### [Your objective]
Give the number of lines in the records below that include "grid", and nothing more.

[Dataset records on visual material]

— start —

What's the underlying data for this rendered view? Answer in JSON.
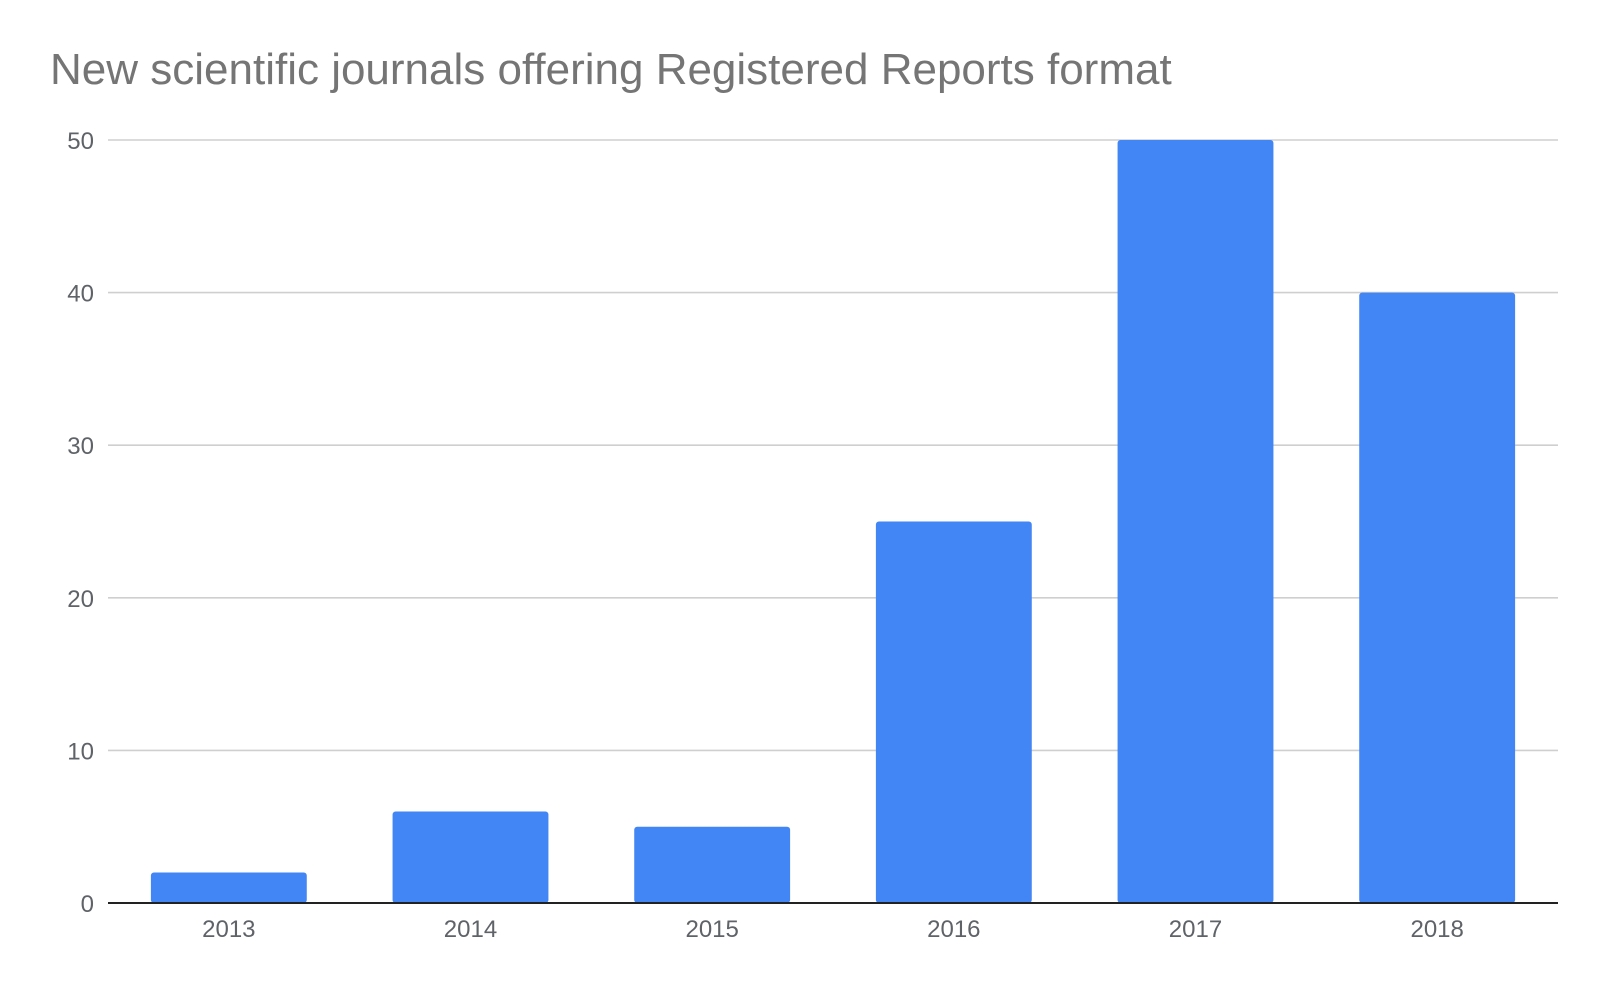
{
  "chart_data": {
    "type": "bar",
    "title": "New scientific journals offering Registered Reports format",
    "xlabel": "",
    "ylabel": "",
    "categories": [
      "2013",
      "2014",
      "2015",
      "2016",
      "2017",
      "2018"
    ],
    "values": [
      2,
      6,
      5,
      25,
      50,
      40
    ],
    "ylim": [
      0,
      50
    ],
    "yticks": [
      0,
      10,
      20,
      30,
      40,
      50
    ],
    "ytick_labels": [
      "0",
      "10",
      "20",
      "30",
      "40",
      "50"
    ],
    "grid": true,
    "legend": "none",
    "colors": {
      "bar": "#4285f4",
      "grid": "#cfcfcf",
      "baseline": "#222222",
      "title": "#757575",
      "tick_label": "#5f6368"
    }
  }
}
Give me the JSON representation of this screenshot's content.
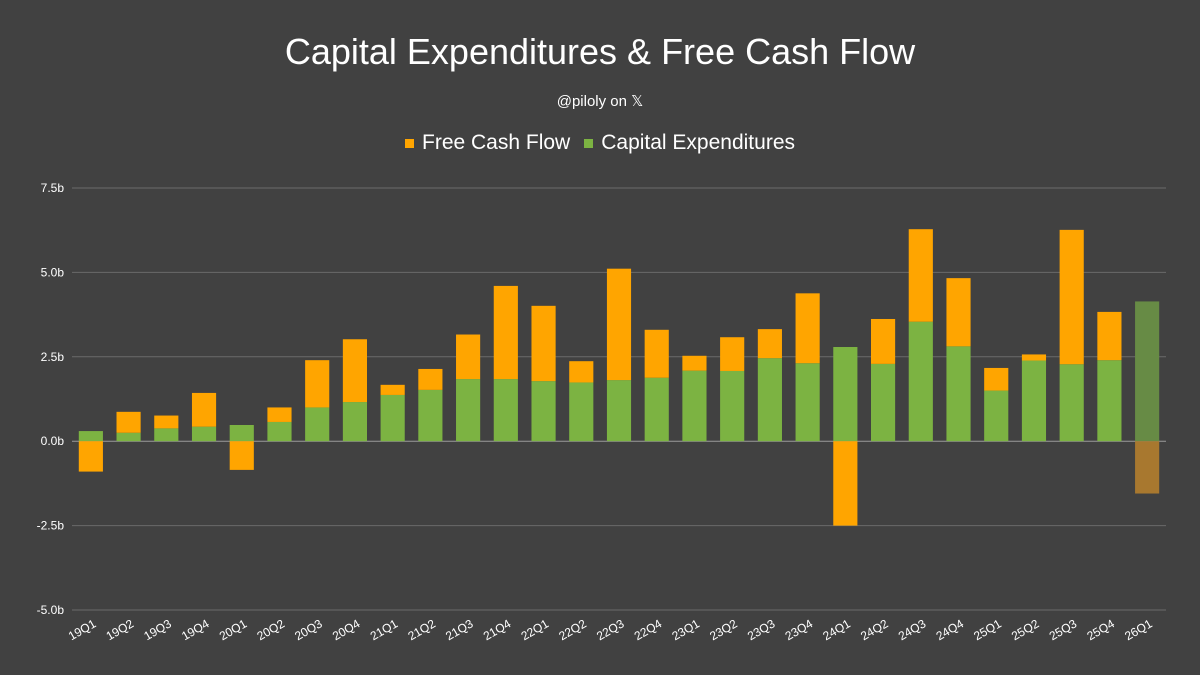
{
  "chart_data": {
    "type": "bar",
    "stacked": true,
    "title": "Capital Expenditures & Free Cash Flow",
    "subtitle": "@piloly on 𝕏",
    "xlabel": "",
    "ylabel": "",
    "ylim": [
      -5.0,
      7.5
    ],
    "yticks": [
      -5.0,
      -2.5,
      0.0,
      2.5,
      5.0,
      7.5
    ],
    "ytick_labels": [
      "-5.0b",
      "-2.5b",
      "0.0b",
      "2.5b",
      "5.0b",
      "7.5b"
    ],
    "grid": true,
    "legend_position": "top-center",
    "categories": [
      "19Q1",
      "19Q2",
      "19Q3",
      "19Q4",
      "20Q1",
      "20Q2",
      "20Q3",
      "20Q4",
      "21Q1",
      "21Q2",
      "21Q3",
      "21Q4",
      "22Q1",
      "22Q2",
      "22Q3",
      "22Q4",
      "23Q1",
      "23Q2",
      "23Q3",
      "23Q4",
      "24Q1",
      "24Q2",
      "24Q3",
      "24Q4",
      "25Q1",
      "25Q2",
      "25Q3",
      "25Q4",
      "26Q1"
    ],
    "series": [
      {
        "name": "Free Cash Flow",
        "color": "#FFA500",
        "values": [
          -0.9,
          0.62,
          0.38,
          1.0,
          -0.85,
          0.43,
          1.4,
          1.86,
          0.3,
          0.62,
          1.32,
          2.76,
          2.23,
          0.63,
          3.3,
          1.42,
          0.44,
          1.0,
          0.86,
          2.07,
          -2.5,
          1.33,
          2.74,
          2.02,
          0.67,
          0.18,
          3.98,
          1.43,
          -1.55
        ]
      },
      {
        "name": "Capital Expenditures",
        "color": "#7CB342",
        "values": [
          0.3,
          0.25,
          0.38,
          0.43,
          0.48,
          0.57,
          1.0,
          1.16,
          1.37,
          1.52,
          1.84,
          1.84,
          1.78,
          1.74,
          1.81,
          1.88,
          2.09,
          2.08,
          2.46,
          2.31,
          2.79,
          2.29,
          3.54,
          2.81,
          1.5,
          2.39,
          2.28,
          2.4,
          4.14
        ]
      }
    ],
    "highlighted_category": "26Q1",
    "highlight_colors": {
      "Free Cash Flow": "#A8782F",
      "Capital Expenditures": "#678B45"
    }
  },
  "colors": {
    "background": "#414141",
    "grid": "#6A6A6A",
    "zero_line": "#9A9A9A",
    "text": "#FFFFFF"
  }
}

— end —

### [Correct response]
4